Transcribe every entry word for word. Skip the pictures.

-- BEGIN INPUT FOR THIS TASK --

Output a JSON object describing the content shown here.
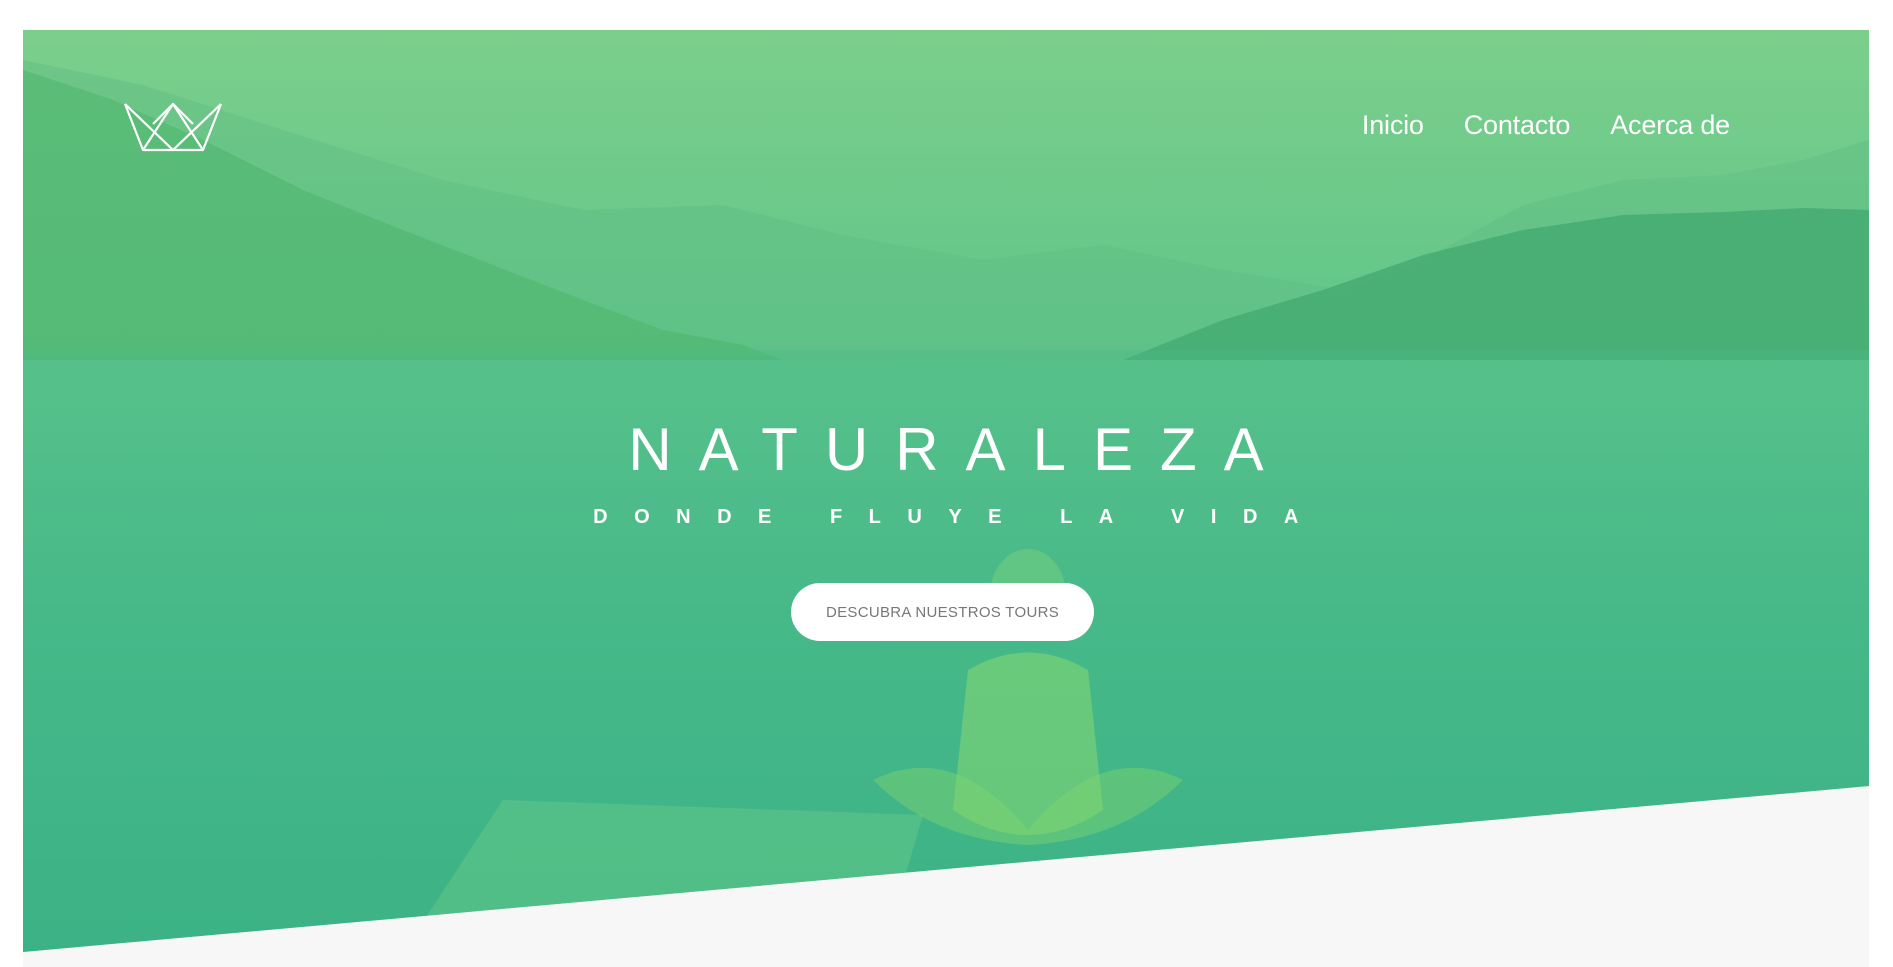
{
  "brand": {
    "logo_icon": "crown-icon"
  },
  "nav": {
    "items": [
      {
        "label": "Inicio"
      },
      {
        "label": "Contacto"
      },
      {
        "label": "Acerca de"
      }
    ]
  },
  "hero": {
    "title": "NATURALEZA",
    "subtitle": "DONDE FLUYE LA VIDA",
    "cta_label": "DESCUBRA NUESTROS TOURS",
    "overlay_colors": [
      "#7ccf8b",
      "#34ae84"
    ],
    "section_background": "#f7f7f7"
  }
}
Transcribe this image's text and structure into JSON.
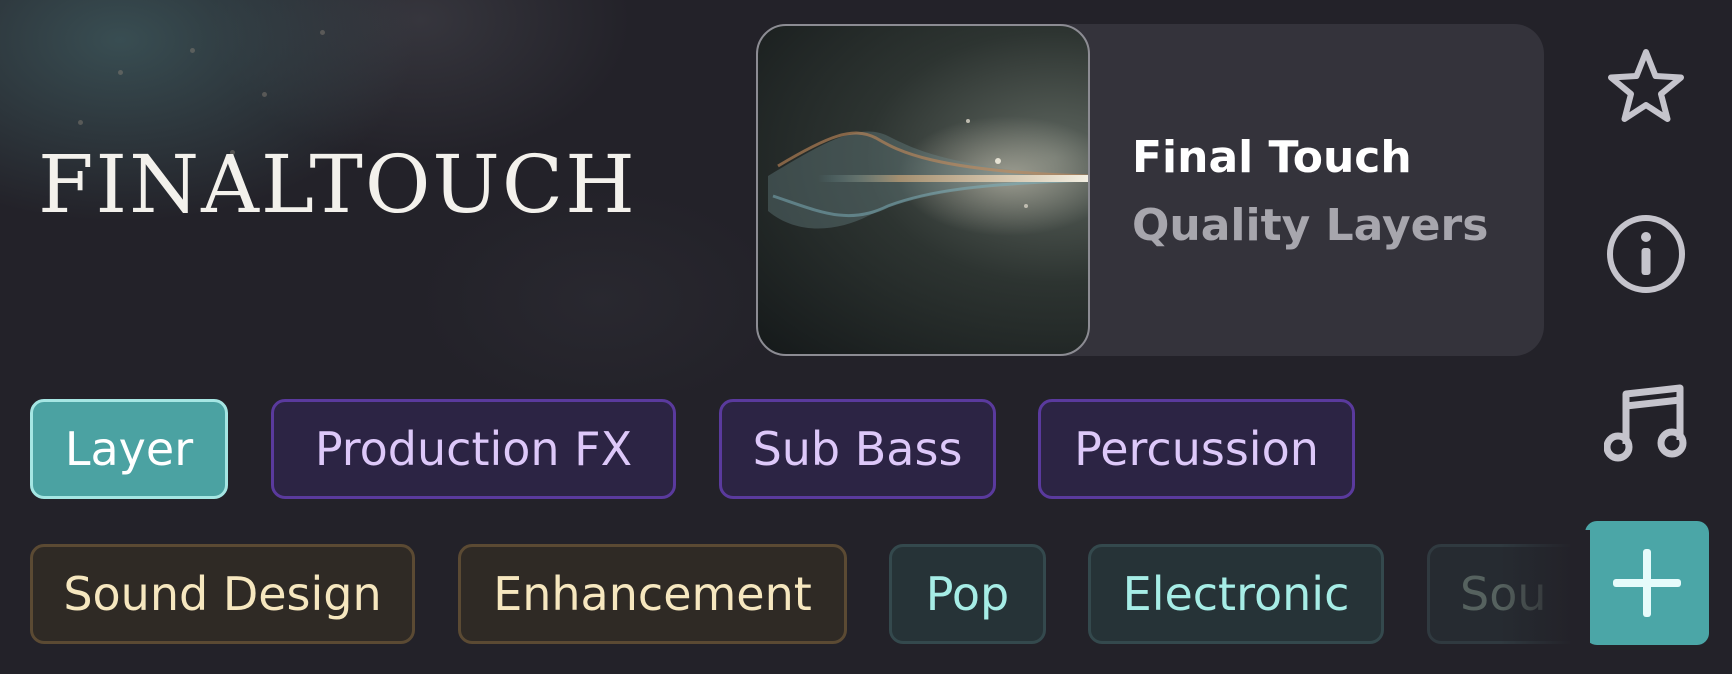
{
  "logo": {
    "text": "FINALTOUCH"
  },
  "pack": {
    "title": "Final Touch",
    "subtitle": "Quality Layers"
  },
  "sidebar": {
    "icons": [
      "star-icon",
      "info-icon",
      "music-note-icon",
      "plus-icon"
    ]
  },
  "tags_row1": [
    {
      "label": "Layer",
      "style": "teal-active"
    },
    {
      "label": "Production FX",
      "style": "purple"
    },
    {
      "label": "Sub Bass",
      "style": "purple"
    },
    {
      "label": "Percussion",
      "style": "purple"
    }
  ],
  "tags_row2": [
    {
      "label": "Sound Design",
      "style": "amber"
    },
    {
      "label": "Enhancement",
      "style": "amber"
    },
    {
      "label": "Pop",
      "style": "teal"
    },
    {
      "label": "Electronic",
      "style": "teal"
    },
    {
      "label": "Sou",
      "style": "faded"
    }
  ],
  "colors": {
    "background": "#232229",
    "card": "#34333b",
    "accent_teal": "#4ba6a7",
    "purple_border": "#5a3a9d",
    "amber_border": "#5b4a33"
  }
}
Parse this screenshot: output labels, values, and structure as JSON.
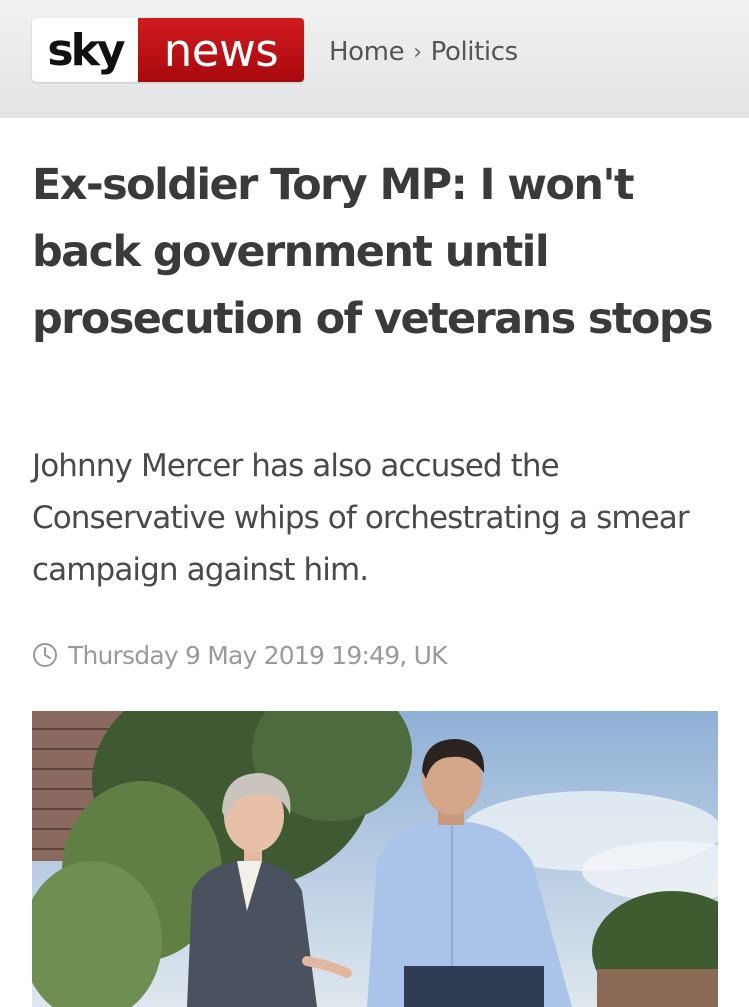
{
  "header": {
    "logo_sky": "sky",
    "logo_news": "news",
    "breadcrumb": {
      "home": "Home",
      "separator": "›",
      "section": "Politics"
    }
  },
  "article": {
    "headline": "Ex-soldier Tory MP: I won't back government until prosecution of veterans stops",
    "standfirst": "Johnny Mercer has also accused the Conservative whips of orchestrating a smear campaign against him.",
    "timestamp": "Thursday 9 May 2019 19:49, UK",
    "timestamp_icon": "clock-icon"
  },
  "colors": {
    "brand_red": "#c4161c",
    "headline_text": "#3a3a3a",
    "meta_text": "#9a9a9a"
  }
}
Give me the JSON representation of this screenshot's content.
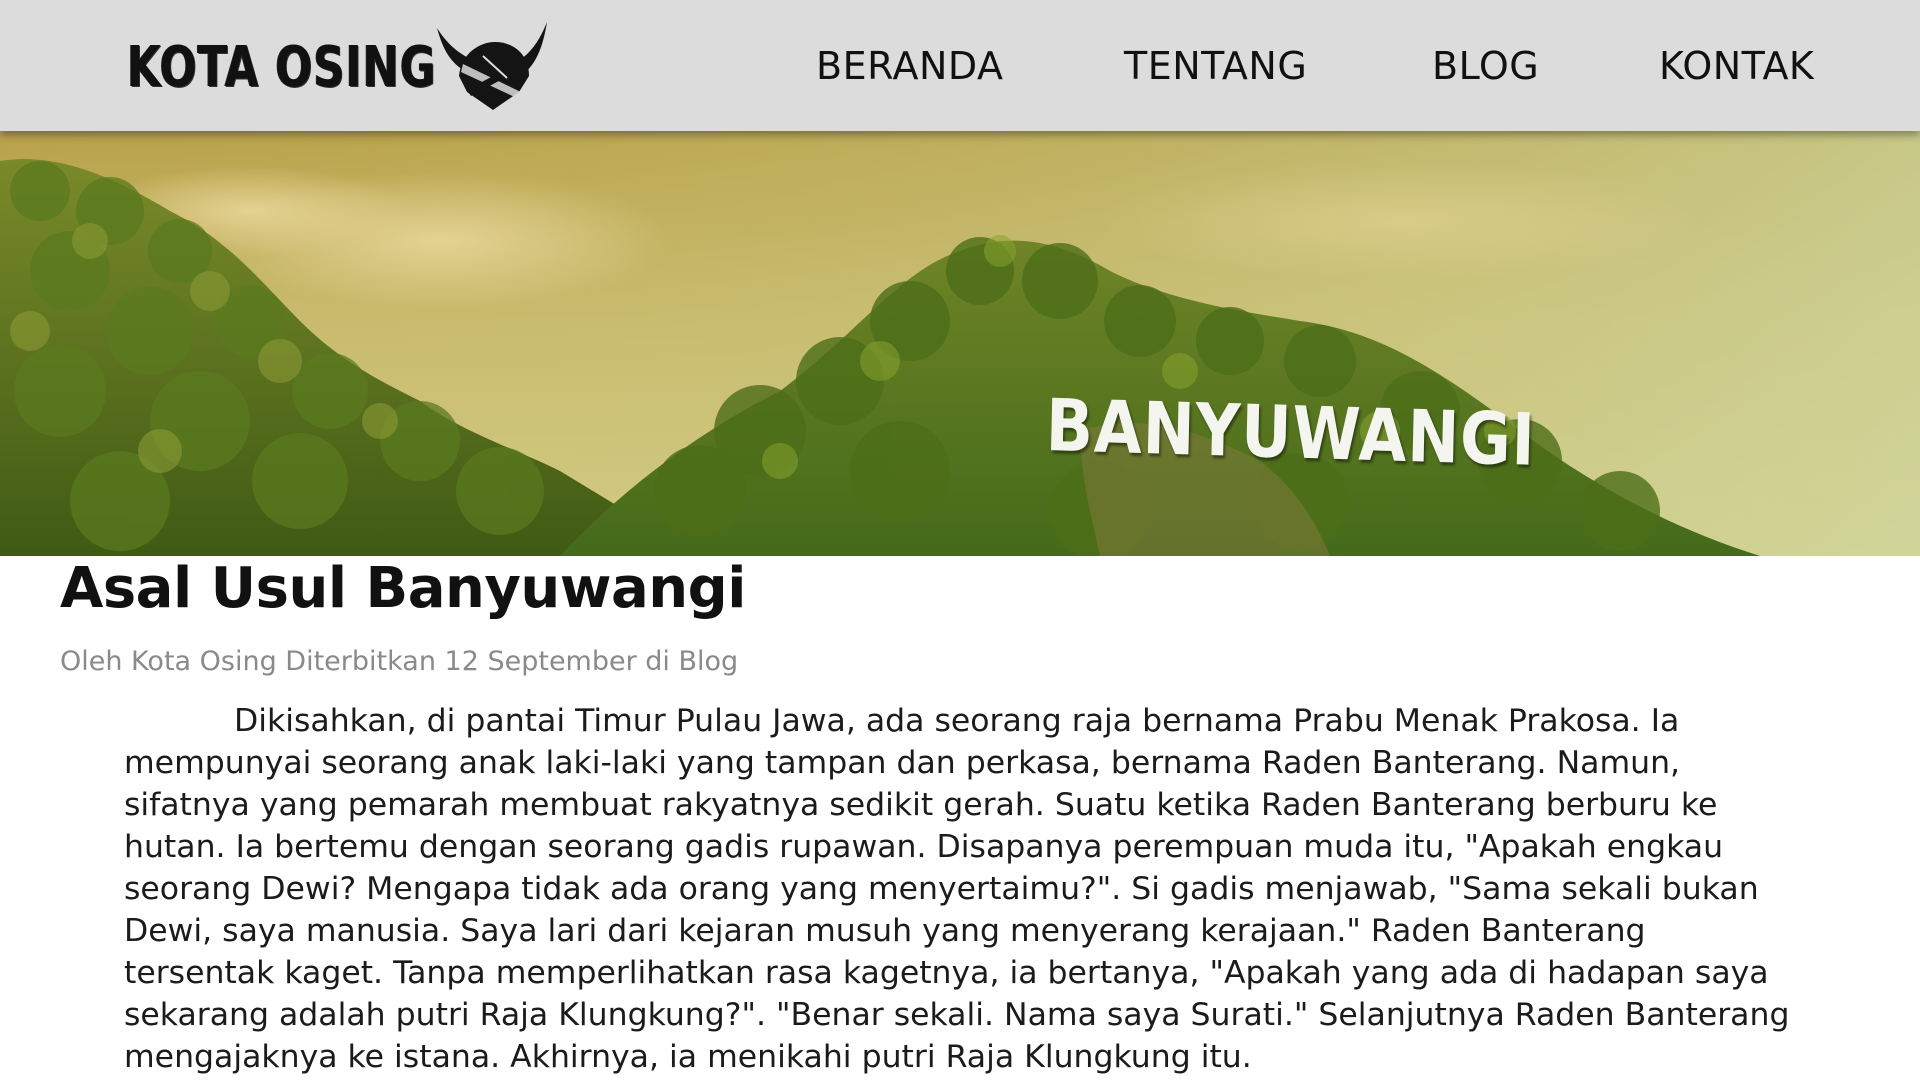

-- END INPUT FOR THIS TASK --

### SOLUTION BELOW
Output a JSON object describing the content shown here.
{
  "brand": {
    "logo_icon": "crown-icon"
  },
  "nav": {
    "items": [
      {
        "label": "Inicio"
      },
      {
        "label": "Contacto"
      },
      {
        "label": "Acerca de"
      }
    ]
  },
  "hero": {
    "title": "NATURALEZA",
    "subtitle": "DONDE FLUYE LA VIDA",
    "cta_label": "DESCUBRA NUESTROS TOURS",
    "overlay_colors": [
      "#7ccf8b",
      "#34ae84"
    ],
    "section_background": "#f7f7f7"
  }
}
Transcribe this image's text and structure into JSON.
{
  "logo": {
    "text": "FINALTOUCH"
  },
  "pack": {
    "title": "Final Touch",
    "subtitle": "Quality Layers"
  },
  "sidebar": {
    "icons": [
      "star-icon",
      "info-icon",
      "music-note-icon",
      "plus-icon"
    ]
  },
  "tags_row1": [
    {
      "label": "Layer",
      "style": "teal-active"
    },
    {
      "label": "Production FX",
      "style": "purple"
    },
    {
      "label": "Sub Bass",
      "style": "purple"
    },
    {
      "label": "Percussion",
      "style": "purple"
    }
  ],
  "tags_row2": [
    {
      "label": "Sound Design",
      "style": "amber"
    },
    {
      "label": "Enhancement",
      "style": "amber"
    },
    {
      "label": "Pop",
      "style": "teal"
    },
    {
      "label": "Electronic",
      "style": "teal"
    },
    {
      "label": "Sou",
      "style": "faded"
    }
  ],
  "colors": {
    "background": "#232229",
    "card": "#34333b",
    "accent_teal": "#4ba6a7",
    "purple_border": "#5a3a9d",
    "amber_border": "#5b4a33"
  }
}
Parse this screenshot: output labels, values, and structure as JSON.
{
  "header": {
    "logo_sky": "sky",
    "logo_news": "news",
    "breadcrumb": {
      "home": "Home",
      "separator": "›",
      "section": "Politics"
    }
  },
  "article": {
    "headline": "Ex-soldier Tory MP: I won't back government until prosecution of veterans stops",
    "standfirst": "Johnny Mercer has also accused the Conservative whips of orchestrating a smear campaign against him.",
    "timestamp": "Thursday 9 May 2019 19:49, UK",
    "timestamp_icon": "clock-icon"
  },
  "colors": {
    "brand_red": "#c4161c",
    "headline_text": "#3a3a3a",
    "meta_text": "#9a9a9a"
  }
}
Give me the JSON representation of this screenshot's content.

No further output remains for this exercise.